Activity A>
From the passage on core decompression in children, quote the section that opens with the words "Because Legg–Calve–Perthes typically" and closes with the words "animal model (60).".
Activity B>
In the passage on core decompression in children, how many small-drill core decompressions did each piglet with induced femoral head osteonecrosis receive?

Text excerpt>
-.-.-
A major concern in children after core decompression is the premature halt in growth of the proximal femur due to growth plate damage.

Because Legg–Calve–Perthes typically evolves with ad integrum femoral head remodeling and children under 12 y old with other causes of osteonecrosis of the femoral head achieve favorable outcomes after nonsurgical treatment; general experience with core decompression in pediatric ages is rare (58).

In an immature animal model, 12 piglets with induced femoral head osteonecrosis were treated with three small-drill core decompressions. They found that this procedure did not produce bony physeal bars in the short term; however, multiple drilling alone did not seem to prevent femoral head deformity or promote new bone formation (59). These findings support the fact that osteoprogenitor cells are needed even in young patients. Recently, there has been a described migration of intravenous transplantation bone marrow MSCs to necrotic femoral head in an animal model (60).
-.-.-
Record excerpts>
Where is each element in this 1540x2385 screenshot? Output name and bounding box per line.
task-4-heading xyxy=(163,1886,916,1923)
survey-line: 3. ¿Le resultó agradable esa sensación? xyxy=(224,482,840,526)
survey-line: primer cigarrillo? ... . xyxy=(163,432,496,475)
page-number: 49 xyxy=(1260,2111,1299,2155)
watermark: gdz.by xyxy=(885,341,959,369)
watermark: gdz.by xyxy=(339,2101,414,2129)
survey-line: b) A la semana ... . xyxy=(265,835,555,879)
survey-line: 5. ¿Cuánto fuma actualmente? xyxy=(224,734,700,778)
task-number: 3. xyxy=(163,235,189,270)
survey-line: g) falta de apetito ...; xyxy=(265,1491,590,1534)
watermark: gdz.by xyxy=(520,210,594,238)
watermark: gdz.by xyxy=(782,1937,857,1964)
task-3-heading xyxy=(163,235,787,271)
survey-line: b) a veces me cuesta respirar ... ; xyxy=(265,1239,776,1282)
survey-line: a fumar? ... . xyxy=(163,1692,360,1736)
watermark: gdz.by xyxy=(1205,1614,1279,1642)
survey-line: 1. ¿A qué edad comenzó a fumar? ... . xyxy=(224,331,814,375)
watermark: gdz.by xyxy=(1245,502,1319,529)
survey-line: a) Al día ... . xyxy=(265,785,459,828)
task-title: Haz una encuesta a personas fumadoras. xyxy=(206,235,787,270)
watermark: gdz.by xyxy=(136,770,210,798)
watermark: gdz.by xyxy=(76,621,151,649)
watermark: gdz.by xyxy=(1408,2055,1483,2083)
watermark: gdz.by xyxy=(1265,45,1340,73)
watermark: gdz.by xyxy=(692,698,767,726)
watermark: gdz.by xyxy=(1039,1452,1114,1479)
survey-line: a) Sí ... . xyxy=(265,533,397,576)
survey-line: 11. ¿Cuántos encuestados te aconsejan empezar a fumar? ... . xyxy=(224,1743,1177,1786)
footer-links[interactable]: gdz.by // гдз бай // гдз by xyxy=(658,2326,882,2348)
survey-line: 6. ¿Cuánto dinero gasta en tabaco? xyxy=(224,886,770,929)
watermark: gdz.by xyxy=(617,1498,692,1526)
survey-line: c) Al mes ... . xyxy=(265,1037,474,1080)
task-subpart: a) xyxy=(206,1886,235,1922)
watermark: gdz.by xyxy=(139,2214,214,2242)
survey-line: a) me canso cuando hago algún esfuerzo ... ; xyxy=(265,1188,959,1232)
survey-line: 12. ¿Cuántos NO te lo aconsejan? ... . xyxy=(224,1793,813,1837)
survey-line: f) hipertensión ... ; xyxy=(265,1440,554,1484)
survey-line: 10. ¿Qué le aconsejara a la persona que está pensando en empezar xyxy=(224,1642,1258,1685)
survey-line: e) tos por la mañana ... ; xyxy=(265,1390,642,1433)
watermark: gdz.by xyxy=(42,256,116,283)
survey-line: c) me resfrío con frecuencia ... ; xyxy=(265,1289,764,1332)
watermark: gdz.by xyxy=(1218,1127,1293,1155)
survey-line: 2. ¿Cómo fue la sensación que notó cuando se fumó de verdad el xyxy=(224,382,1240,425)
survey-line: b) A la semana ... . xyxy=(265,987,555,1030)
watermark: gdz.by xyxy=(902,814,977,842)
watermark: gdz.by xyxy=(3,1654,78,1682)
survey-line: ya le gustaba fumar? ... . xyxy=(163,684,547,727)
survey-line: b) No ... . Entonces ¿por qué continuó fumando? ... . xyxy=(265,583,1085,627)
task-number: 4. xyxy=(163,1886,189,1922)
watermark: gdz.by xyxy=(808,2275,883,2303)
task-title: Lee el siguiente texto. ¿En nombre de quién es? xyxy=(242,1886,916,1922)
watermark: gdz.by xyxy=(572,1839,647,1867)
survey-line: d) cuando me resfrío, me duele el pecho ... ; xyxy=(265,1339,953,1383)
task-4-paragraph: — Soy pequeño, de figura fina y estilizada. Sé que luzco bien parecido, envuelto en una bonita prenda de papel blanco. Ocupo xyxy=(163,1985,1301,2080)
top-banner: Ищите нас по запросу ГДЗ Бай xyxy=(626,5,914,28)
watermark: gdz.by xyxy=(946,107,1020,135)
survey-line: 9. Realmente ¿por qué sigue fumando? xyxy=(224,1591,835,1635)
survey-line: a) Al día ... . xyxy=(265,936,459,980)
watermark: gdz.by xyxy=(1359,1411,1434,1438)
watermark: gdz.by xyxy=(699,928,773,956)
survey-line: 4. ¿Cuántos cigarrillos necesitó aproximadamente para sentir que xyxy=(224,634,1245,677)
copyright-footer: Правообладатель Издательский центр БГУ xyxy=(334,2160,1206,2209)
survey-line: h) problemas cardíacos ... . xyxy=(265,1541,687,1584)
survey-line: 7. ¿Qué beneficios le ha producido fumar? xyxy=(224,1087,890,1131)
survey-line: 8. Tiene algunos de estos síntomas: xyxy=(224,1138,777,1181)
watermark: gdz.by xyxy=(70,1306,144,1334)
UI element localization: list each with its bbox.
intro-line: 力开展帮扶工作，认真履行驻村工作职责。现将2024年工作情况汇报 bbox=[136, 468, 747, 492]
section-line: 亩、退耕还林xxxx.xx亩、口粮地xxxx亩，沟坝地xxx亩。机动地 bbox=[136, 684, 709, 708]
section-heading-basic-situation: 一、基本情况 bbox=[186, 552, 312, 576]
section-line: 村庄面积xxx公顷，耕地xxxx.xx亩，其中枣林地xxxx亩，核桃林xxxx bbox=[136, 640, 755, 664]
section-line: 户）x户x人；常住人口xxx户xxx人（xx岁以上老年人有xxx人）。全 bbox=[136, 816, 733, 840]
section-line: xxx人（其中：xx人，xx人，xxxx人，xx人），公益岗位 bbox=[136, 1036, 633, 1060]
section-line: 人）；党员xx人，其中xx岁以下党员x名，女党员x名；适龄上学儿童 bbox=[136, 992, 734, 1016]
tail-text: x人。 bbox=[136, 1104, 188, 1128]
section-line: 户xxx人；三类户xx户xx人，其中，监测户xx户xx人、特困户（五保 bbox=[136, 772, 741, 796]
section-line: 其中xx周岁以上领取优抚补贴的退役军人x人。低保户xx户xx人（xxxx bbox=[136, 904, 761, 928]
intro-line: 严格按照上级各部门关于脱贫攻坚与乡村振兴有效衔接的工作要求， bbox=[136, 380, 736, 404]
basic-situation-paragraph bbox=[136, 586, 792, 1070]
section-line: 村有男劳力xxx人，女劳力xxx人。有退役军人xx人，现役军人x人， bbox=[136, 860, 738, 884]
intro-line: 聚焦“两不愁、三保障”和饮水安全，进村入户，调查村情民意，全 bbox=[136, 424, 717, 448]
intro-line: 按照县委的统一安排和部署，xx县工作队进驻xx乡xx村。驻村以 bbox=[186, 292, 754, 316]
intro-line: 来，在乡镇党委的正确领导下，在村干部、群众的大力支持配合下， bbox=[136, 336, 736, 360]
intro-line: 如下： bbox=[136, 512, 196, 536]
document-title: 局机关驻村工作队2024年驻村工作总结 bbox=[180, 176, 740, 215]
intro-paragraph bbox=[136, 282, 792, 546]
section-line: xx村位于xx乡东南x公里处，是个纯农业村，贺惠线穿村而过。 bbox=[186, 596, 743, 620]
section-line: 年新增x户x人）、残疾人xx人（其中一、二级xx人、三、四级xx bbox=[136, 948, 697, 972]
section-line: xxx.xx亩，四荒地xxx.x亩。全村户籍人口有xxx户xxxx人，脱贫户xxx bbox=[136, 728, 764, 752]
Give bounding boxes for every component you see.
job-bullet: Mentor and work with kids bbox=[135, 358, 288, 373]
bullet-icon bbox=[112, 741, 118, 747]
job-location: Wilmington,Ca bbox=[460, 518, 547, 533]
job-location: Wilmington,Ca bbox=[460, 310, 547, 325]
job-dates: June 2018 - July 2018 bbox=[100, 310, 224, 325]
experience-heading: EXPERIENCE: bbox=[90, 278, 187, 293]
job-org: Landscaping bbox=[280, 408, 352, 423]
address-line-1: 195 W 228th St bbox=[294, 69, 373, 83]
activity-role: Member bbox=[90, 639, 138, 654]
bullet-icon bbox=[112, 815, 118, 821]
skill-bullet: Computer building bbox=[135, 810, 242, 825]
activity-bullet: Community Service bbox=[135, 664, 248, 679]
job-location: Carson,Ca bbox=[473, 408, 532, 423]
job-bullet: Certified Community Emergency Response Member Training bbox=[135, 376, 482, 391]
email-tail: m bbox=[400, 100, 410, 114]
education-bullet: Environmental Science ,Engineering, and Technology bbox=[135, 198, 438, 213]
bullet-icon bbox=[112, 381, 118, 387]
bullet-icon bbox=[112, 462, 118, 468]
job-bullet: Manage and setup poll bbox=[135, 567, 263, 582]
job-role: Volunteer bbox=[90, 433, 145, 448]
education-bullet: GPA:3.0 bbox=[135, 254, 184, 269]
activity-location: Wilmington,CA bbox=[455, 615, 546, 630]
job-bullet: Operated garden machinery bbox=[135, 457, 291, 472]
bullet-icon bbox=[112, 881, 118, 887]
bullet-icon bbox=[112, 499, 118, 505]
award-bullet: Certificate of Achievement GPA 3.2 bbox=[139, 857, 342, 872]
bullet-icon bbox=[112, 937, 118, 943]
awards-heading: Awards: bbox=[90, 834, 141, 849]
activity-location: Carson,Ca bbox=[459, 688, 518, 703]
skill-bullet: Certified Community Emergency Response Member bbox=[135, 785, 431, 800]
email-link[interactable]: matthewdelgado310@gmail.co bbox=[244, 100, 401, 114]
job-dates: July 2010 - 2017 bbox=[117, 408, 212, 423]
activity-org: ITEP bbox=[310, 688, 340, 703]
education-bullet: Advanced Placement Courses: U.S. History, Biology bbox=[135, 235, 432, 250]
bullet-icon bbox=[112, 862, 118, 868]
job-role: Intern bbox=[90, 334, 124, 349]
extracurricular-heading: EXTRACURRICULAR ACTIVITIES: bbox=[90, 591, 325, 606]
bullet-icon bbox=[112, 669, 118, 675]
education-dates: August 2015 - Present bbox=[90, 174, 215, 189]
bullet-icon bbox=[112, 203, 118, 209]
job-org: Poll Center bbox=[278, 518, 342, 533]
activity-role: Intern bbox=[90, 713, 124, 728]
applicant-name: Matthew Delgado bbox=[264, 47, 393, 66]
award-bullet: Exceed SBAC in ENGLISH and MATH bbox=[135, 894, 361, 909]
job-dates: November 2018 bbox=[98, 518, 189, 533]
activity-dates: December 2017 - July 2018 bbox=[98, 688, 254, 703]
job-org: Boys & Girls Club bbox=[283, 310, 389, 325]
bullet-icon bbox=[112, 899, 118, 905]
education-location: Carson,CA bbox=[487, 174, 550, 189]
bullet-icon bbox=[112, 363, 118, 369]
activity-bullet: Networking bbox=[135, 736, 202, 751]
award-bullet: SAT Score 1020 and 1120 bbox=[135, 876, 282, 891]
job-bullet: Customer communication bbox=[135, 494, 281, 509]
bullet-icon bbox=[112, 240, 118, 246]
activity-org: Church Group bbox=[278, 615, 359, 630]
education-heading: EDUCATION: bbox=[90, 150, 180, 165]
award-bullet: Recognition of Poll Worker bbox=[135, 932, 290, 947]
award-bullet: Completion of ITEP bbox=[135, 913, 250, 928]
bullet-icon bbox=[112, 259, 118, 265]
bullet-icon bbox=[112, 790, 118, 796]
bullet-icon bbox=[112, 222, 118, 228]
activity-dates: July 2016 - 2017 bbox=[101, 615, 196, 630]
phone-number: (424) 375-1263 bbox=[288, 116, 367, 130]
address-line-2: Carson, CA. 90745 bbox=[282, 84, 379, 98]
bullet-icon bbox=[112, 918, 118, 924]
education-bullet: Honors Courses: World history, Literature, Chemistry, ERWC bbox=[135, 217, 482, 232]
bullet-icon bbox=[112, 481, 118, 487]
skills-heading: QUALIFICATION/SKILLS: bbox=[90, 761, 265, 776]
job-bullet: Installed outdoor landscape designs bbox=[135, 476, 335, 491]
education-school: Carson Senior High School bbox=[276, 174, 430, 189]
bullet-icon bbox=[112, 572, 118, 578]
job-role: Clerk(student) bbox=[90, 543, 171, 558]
-.-.-
Answer A>
Because Legg–Calve–Perthes typically evolves with ad integrum femoral head remodeling and children under 12 y old with other causes of osteonecrosis of the femoral head achieve favorable outcomes after nonsurgical treatment; general experience with core decompression in pediatric ages is rare (58).

In an immature animal model, 12 piglets with induced femoral head osteonecrosis were treated with three small-drill core decompressions. They found that this procedure did not produce bony physeal bars in the short term; however, multiple drilling alone did not seem to prevent femoral head deformity or promote new bone formation (59). These findings support the fact that osteoprogenitor cells are needed even in young patients. Recently, there has been a described migration of intravenous transplantation bone marrow MSCs to necrotic femoral head in an animal model (60).

Answer B>
Three.